— START Listing —

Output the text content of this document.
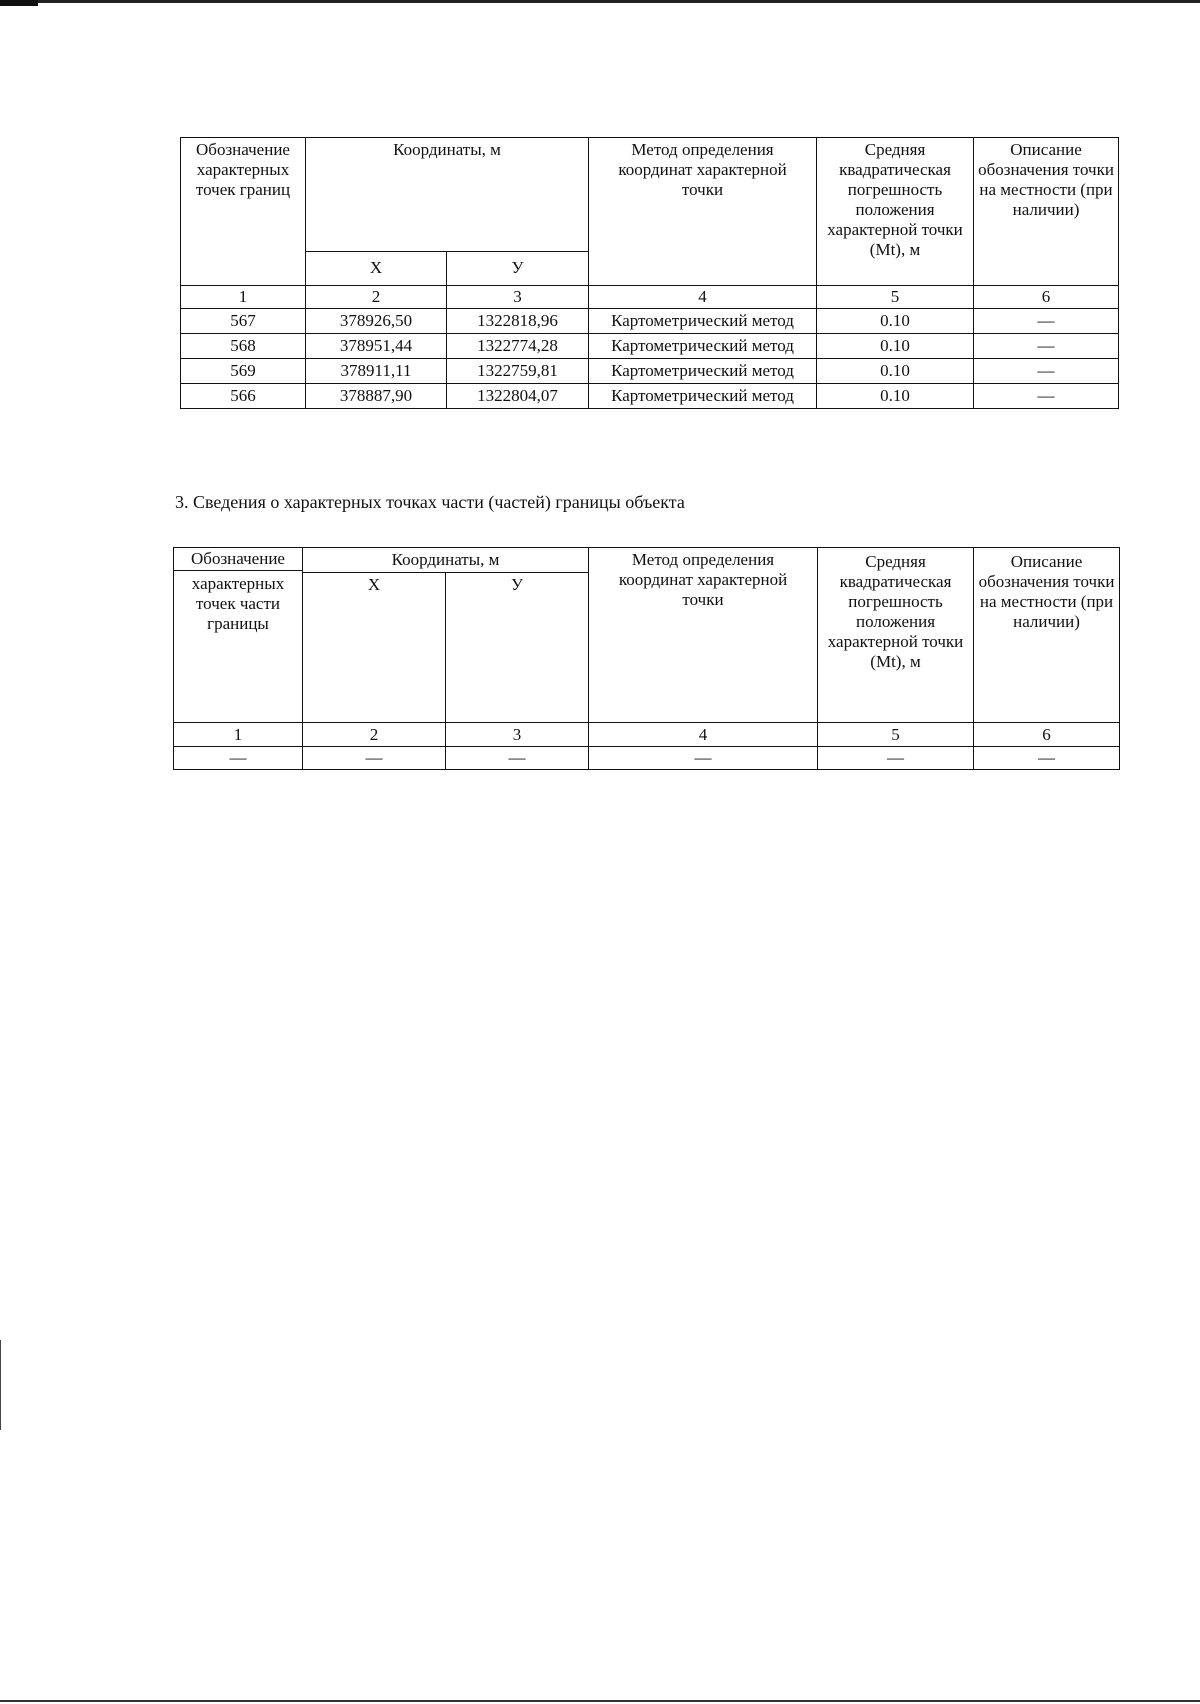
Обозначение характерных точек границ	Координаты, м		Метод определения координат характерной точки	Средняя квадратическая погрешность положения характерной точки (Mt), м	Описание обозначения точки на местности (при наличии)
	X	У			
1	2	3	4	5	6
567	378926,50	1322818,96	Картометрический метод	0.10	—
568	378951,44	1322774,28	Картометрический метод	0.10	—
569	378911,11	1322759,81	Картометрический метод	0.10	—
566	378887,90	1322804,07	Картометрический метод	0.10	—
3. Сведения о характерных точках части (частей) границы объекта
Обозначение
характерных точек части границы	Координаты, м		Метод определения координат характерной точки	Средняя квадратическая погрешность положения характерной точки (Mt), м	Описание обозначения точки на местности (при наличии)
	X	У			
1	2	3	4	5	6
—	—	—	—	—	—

— END Listing —
— START Listing —

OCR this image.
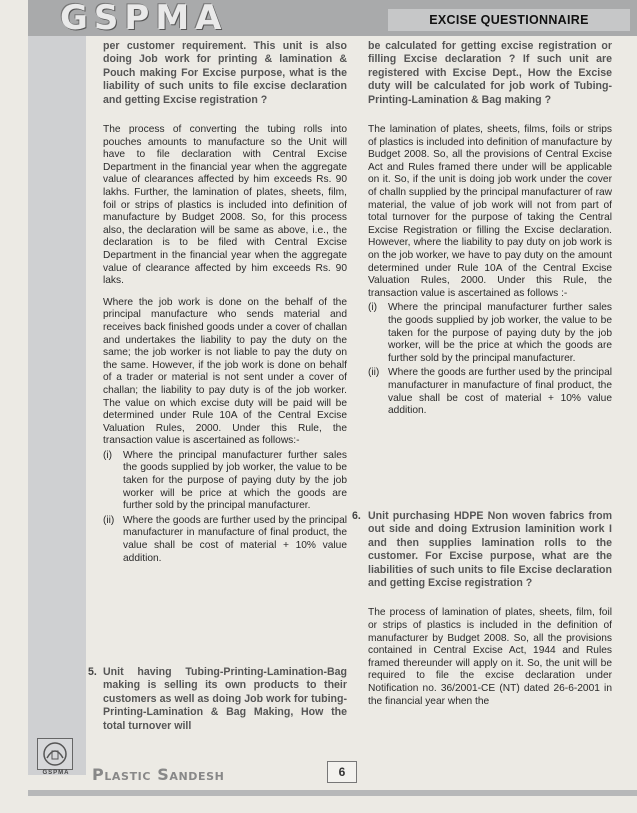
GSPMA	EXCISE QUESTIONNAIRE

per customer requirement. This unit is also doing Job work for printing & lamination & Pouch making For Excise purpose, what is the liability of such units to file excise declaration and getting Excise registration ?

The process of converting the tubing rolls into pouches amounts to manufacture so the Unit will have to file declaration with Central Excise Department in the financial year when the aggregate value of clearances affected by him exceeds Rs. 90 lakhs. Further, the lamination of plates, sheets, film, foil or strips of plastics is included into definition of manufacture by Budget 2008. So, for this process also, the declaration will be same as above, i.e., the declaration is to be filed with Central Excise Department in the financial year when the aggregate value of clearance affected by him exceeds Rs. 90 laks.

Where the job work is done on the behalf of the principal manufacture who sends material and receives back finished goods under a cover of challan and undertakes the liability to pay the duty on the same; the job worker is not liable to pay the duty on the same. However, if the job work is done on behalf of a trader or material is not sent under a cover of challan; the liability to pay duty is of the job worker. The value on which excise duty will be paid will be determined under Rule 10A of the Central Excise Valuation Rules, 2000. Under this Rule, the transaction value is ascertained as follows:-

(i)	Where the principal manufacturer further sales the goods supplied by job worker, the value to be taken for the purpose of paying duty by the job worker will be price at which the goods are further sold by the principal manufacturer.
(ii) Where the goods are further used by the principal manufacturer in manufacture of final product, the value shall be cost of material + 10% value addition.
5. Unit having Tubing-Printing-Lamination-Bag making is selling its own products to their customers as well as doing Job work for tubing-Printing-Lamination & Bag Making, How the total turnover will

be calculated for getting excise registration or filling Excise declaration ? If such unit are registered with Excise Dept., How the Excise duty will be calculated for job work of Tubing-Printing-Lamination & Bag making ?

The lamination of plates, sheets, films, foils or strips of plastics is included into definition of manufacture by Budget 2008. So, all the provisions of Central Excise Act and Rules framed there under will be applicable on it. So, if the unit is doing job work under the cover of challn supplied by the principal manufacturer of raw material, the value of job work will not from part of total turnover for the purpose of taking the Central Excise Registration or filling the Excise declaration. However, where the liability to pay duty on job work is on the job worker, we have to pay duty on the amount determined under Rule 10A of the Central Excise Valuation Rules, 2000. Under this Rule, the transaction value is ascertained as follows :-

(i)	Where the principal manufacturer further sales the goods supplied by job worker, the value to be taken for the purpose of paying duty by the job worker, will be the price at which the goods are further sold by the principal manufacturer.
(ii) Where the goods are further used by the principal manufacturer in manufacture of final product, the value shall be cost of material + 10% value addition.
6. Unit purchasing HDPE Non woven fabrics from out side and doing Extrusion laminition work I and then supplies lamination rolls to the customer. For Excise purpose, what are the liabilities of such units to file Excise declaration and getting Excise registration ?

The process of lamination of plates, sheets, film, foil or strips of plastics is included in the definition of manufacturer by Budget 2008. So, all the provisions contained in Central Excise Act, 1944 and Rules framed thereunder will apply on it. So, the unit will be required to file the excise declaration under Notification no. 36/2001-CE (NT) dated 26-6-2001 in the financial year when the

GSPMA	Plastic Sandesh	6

— END Listing —

• _The problem_
From the entries above, pull out each line that includes "units".

• _Exercise output_
per customer requirement. This unit is also doing Job work for printing & lamination & Pouch making For Excise purpose, what is the liability of such units to file excise declaration and getting Excise registration ?
6. Unit purchasing HDPE Non woven fabrics from out side and doing Extrusion laminition work I and then supplies lamination rolls to the customer. For Excise purpose, what are the liabilities of such units to file Excise declaration and getting Excise registration ?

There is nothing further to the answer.